(Aim of the exercise)
Set down the full listing exactly as given. Any pictures are to be left out.
++++++++
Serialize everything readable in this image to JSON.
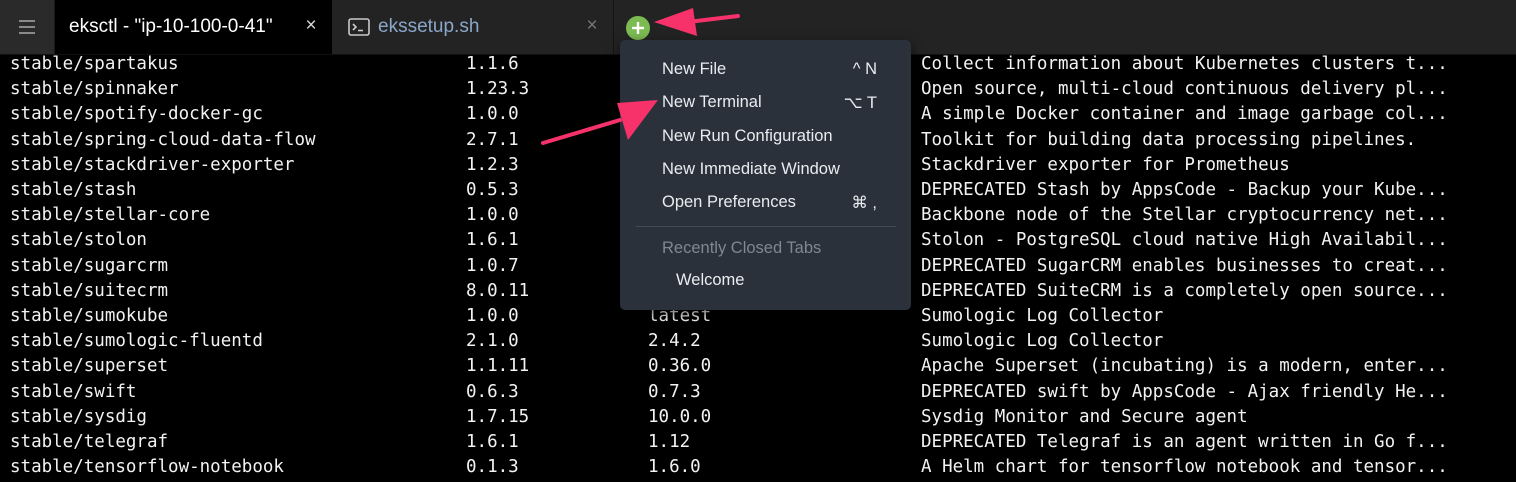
{
  "tabbar": {
    "menu_icon": "hamburger-icon",
    "tabs": [
      {
        "title": "eksctl - \"ip-10-100-0-41\"",
        "close": "×",
        "active": true
      },
      {
        "title": "ekssetup.sh",
        "close": "×",
        "active": false,
        "icon": "terminal-icon"
      }
    ],
    "add_tab_icon": "plus-icon",
    "accent_color": "#7cbb52"
  },
  "terminal": {
    "rows": [
      {
        "name": "stable/spartakus",
        "version": "1.1.6",
        "app_version": "",
        "description": "Collect information about Kubernetes clusters t..."
      },
      {
        "name": "stable/spinnaker",
        "version": "1.23.3",
        "app_version": "",
        "description": "Open source, multi-cloud continuous delivery pl..."
      },
      {
        "name": "stable/spotify-docker-gc",
        "version": "1.0.0",
        "app_version": "",
        "description": "A simple Docker container and image garbage col..."
      },
      {
        "name": "stable/spring-cloud-data-flow",
        "version": "2.7.1",
        "app_version": "",
        "description": "Toolkit for building data processing pipelines."
      },
      {
        "name": "stable/stackdriver-exporter",
        "version": "1.2.3",
        "app_version": "",
        "description": "Stackdriver exporter for Prometheus"
      },
      {
        "name": "stable/stash",
        "version": "0.5.3",
        "app_version": "",
        "description": "DEPRECATED Stash by AppsCode - Backup your Kube..."
      },
      {
        "name": "stable/stellar-core",
        "version": "1.0.0",
        "app_version": "",
        "description": "Backbone node of the Stellar cryptocurrency net..."
      },
      {
        "name": "stable/stolon",
        "version": "1.6.1",
        "app_version": "",
        "description": "Stolon - PostgreSQL cloud native High Availabil..."
      },
      {
        "name": "stable/sugarcrm",
        "version": "1.0.7",
        "app_version": "",
        "description": "DEPRECATED SugarCRM enables businesses to creat..."
      },
      {
        "name": "stable/suitecrm",
        "version": "8.0.11",
        "app_version": "",
        "description": "DEPRECATED SuiteCRM is a completely open source..."
      },
      {
        "name": "stable/sumokube",
        "version": "1.0.0",
        "app_version": "latest",
        "description": "Sumologic Log Collector"
      },
      {
        "name": "stable/sumologic-fluentd",
        "version": "2.1.0",
        "app_version": "2.4.2",
        "description": "Sumologic Log Collector"
      },
      {
        "name": "stable/superset",
        "version": "1.1.11",
        "app_version": "0.36.0",
        "description": "Apache Superset (incubating) is a modern, enter..."
      },
      {
        "name": "stable/swift",
        "version": "0.6.3",
        "app_version": "0.7.3",
        "description": "DEPRECATED swift by AppsCode - Ajax friendly He..."
      },
      {
        "name": "stable/sysdig",
        "version": "1.7.15",
        "app_version": "10.0.0",
        "description": "Sysdig Monitor and Secure agent"
      },
      {
        "name": "stable/telegraf",
        "version": "1.6.1",
        "app_version": "1.12",
        "description": "DEPRECATED Telegraf is an agent written in Go f..."
      },
      {
        "name": "stable/tensorflow-notebook",
        "version": "0.1.3",
        "app_version": "1.6.0",
        "description": "A Helm chart for tensorflow notebook and tensor..."
      }
    ]
  },
  "dropdown": {
    "items": [
      {
        "label": "New File",
        "shortcut": "^ N"
      },
      {
        "label": "New Terminal",
        "shortcut": "⌥ T"
      },
      {
        "label": "New Run Configuration",
        "shortcut": ""
      },
      {
        "label": "New Immediate Window",
        "shortcut": ""
      },
      {
        "label": "Open Preferences",
        "shortcut": "⌘ ,"
      }
    ],
    "recent_section_label": "Recently Closed Tabs",
    "recent_items": [
      "Welcome"
    ]
  },
  "annotations": {
    "arrow_color": "#f7326b"
  }
}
++++++++
(Solved exercise)
Serialize everything readable in this image to JSON.
{
  "tabbar": {
    "menu_icon": "hamburger-icon",
    "tabs": [
      {
        "title": "eksctl - \"ip-10-100-0-41\"",
        "close": "×",
        "active": true
      },
      {
        "title": "ekssetup.sh",
        "close": "×",
        "active": false,
        "icon": "terminal-icon"
      }
    ],
    "add_tab_icon": "plus-icon",
    "accent_color": "#7cbb52"
  },
  "terminal": {
    "rows": [
      {
        "name": "stable/spartakus",
        "version": "1.1.6",
        "app_version": "",
        "description": "Collect information about Kubernetes clusters t..."
      },
      {
        "name": "stable/spinnaker",
        "version": "1.23.3",
        "app_version": "",
        "description": "Open source, multi-cloud continuous delivery pl..."
      },
      {
        "name": "stable/spotify-docker-gc",
        "version": "1.0.0",
        "app_version": "",
        "description": "A simple Docker container and image garbage col..."
      },
      {
        "name": "stable/spring-cloud-data-flow",
        "version": "2.7.1",
        "app_version": "",
        "description": "Toolkit for building data processing pipelines."
      },
      {
        "name": "stable/stackdriver-exporter",
        "version": "1.2.3",
        "app_version": "",
        "description": "Stackdriver exporter for Prometheus"
      },
      {
        "name": "stable/stash",
        "version": "0.5.3",
        "app_version": "",
        "description": "DEPRECATED Stash by AppsCode - Backup your Kube..."
      },
      {
        "name": "stable/stellar-core",
        "version": "1.0.0",
        "app_version": "",
        "description": "Backbone node of the Stellar cryptocurrency net..."
      },
      {
        "name": "stable/stolon",
        "version": "1.6.1",
        "app_version": "",
        "description": "Stolon - PostgreSQL cloud native High Availabil..."
      },
      {
        "name": "stable/sugarcrm",
        "version": "1.0.7",
        "app_version": "",
        "description": "DEPRECATED SugarCRM enables businesses to creat..."
      },
      {
        "name": "stable/suitecrm",
        "version": "8.0.11",
        "app_version": "",
        "description": "DEPRECATED SuiteCRM is a completely open source..."
      },
      {
        "name": "stable/sumokube",
        "version": "1.0.0",
        "app_version": "latest",
        "description": "Sumologic Log Collector"
      },
      {
        "name": "stable/sumologic-fluentd",
        "version": "2.1.0",
        "app_version": "2.4.2",
        "description": "Sumologic Log Collector"
      },
      {
        "name": "stable/superset",
        "version": "1.1.11",
        "app_version": "0.36.0",
        "description": "Apache Superset (incubating) is a modern, enter..."
      },
      {
        "name": "stable/swift",
        "version": "0.6.3",
        "app_version": "0.7.3",
        "description": "DEPRECATED swift by AppsCode - Ajax friendly He..."
      },
      {
        "name": "stable/sysdig",
        "version": "1.7.15",
        "app_version": "10.0.0",
        "description": "Sysdig Monitor and Secure agent"
      },
      {
        "name": "stable/telegraf",
        "version": "1.6.1",
        "app_version": "1.12",
        "description": "DEPRECATED Telegraf is an agent written in Go f..."
      },
      {
        "name": "stable/tensorflow-notebook",
        "version": "0.1.3",
        "app_version": "1.6.0",
        "description": "A Helm chart for tensorflow notebook and tensor..."
      }
    ]
  },
  "dropdown": {
    "items": [
      {
        "label": "New File",
        "shortcut": "^ N"
      },
      {
        "label": "New Terminal",
        "shortcut": "⌥ T"
      },
      {
        "label": "New Run Configuration",
        "shortcut": ""
      },
      {
        "label": "New Immediate Window",
        "shortcut": ""
      },
      {
        "label": "Open Preferences",
        "shortcut": "⌘ ,"
      }
    ],
    "recent_section_label": "Recently Closed Tabs",
    "recent_items": [
      "Welcome"
    ]
  },
  "annotations": {
    "arrow_color": "#f7326b"
  }
}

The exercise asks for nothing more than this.